##### Data for the task #####

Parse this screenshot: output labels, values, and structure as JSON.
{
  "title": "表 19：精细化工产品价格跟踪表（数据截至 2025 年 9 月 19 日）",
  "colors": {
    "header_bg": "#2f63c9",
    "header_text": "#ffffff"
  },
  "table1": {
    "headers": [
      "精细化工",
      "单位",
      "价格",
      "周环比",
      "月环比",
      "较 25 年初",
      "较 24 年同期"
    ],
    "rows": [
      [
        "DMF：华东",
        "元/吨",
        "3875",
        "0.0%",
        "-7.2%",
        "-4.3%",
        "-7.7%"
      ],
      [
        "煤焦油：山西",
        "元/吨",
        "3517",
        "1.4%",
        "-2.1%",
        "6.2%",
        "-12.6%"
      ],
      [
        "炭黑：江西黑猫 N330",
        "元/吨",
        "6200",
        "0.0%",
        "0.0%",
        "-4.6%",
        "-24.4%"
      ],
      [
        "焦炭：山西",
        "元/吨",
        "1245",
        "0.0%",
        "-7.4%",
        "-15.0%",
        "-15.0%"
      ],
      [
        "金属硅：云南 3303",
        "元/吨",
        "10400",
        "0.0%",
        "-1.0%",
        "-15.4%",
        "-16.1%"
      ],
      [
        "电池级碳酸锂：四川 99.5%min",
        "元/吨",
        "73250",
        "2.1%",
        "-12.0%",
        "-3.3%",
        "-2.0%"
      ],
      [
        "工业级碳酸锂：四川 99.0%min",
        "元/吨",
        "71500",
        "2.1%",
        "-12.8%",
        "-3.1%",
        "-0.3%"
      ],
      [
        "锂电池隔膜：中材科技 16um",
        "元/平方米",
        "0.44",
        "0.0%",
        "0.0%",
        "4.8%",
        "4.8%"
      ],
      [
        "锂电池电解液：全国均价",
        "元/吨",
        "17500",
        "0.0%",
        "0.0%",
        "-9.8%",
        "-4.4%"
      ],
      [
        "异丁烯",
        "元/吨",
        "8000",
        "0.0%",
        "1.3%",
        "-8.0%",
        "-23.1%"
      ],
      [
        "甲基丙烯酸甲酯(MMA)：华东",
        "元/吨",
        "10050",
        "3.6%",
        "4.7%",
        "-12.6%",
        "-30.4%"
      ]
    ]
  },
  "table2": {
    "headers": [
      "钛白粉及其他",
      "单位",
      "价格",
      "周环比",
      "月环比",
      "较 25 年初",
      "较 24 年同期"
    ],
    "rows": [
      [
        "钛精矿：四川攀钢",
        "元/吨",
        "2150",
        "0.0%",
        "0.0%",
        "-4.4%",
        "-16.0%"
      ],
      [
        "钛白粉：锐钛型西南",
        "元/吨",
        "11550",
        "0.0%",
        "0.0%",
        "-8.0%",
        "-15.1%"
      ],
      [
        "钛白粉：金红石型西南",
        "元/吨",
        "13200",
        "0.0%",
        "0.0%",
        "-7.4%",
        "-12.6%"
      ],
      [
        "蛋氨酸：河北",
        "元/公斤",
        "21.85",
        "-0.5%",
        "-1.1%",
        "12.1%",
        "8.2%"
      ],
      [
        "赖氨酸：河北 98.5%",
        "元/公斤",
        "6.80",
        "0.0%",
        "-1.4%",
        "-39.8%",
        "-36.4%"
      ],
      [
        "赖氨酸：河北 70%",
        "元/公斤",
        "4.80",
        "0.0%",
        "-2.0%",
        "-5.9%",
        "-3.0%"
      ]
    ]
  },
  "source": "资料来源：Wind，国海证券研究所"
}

#####

**What is being asked:**
Your task is to quote the listing above word for word.

**Answer for this exercise:**
Parse this screenshot: output labels, values, and structure as JSON.
{
  "title": "表 19：精细化工产品价格跟踪表（数据截至 2025 年 9 月 19 日）",
  "colors": {
    "header_bg": "#2f63c9",
    "header_text": "#ffffff"
  },
  "table1": {
    "headers": [
      "精细化工",
      "单位",
      "价格",
      "周环比",
      "月环比",
      "较 25 年初",
      "较 24 年同期"
    ],
    "rows": [
      [
        "DMF：华东",
        "元/吨",
        "3875",
        "0.0%",
        "-7.2%",
        "-4.3%",
        "-7.7%"
      ],
      [
        "煤焦油：山西",
        "元/吨",
        "3517",
        "1.4%",
        "-2.1%",
        "6.2%",
        "-12.6%"
      ],
      [
        "炭黑：江西黑猫 N330",
        "元/吨",
        "6200",
        "0.0%",
        "0.0%",
        "-4.6%",
        "-24.4%"
      ],
      [
        "焦炭：山西",
        "元/吨",
        "1245",
        "0.0%",
        "-7.4%",
        "-15.0%",
        "-15.0%"
      ],
      [
        "金属硅：云南 3303",
        "元/吨",
        "10400",
        "0.0%",
        "-1.0%",
        "-15.4%",
        "-16.1%"
      ],
      [
        "电池级碳酸锂：四川 99.5%min",
        "元/吨",
        "73250",
        "2.1%",
        "-12.0%",
        "-3.3%",
        "-2.0%"
      ],
      [
        "工业级碳酸锂：四川 99.0%min",
        "元/吨",
        "71500",
        "2.1%",
        "-12.8%",
        "-3.1%",
        "-0.3%"
      ],
      [
        "锂电池隔膜：中材科技 16um",
        "元/平方米",
        "0.44",
        "0.0%",
        "0.0%",
        "4.8%",
        "4.8%"
      ],
      [
        "锂电池电解液：全国均价",
        "元/吨",
        "17500",
        "0.0%",
        "0.0%",
        "-9.8%",
        "-4.4%"
      ],
      [
        "异丁烯",
        "元/吨",
        "8000",
        "0.0%",
        "1.3%",
        "-8.0%",
        "-23.1%"
      ],
      [
        "甲基丙烯酸甲酯(MMA)：华东",
        "元/吨",
        "10050",
        "3.6%",
        "4.7%",
        "-12.6%",
        "-30.4%"
      ]
    ]
  },
  "table2": {
    "headers": [
      "钛白粉及其他",
      "单位",
      "价格",
      "周环比",
      "月环比",
      "较 25 年初",
      "较 24 年同期"
    ],
    "rows": [
      [
        "钛精矿：四川攀钢",
        "元/吨",
        "2150",
        "0.0%",
        "0.0%",
        "-4.4%",
        "-16.0%"
      ],
      [
        "钛白粉：锐钛型西南",
        "元/吨",
        "11550",
        "0.0%",
        "0.0%",
        "-8.0%",
        "-15.1%"
      ],
      [
        "钛白粉：金红石型西南",
        "元/吨",
        "13200",
        "0.0%",
        "0.0%",
        "-7.4%",
        "-12.6%"
      ],
      [
        "蛋氨酸：河北",
        "元/公斤",
        "21.85",
        "-0.5%",
        "-1.1%",
        "12.1%",
        "8.2%"
      ],
      [
        "赖氨酸：河北 98.5%",
        "元/公斤",
        "6.80",
        "0.0%",
        "-1.4%",
        "-39.8%",
        "-36.4%"
      ],
      [
        "赖氨酸：河北 70%",
        "元/公斤",
        "4.80",
        "0.0%",
        "-2.0%",
        "-5.9%",
        "-3.0%"
      ]
    ]
  },
  "source": "资料来源：Wind，国海证券研究所"
}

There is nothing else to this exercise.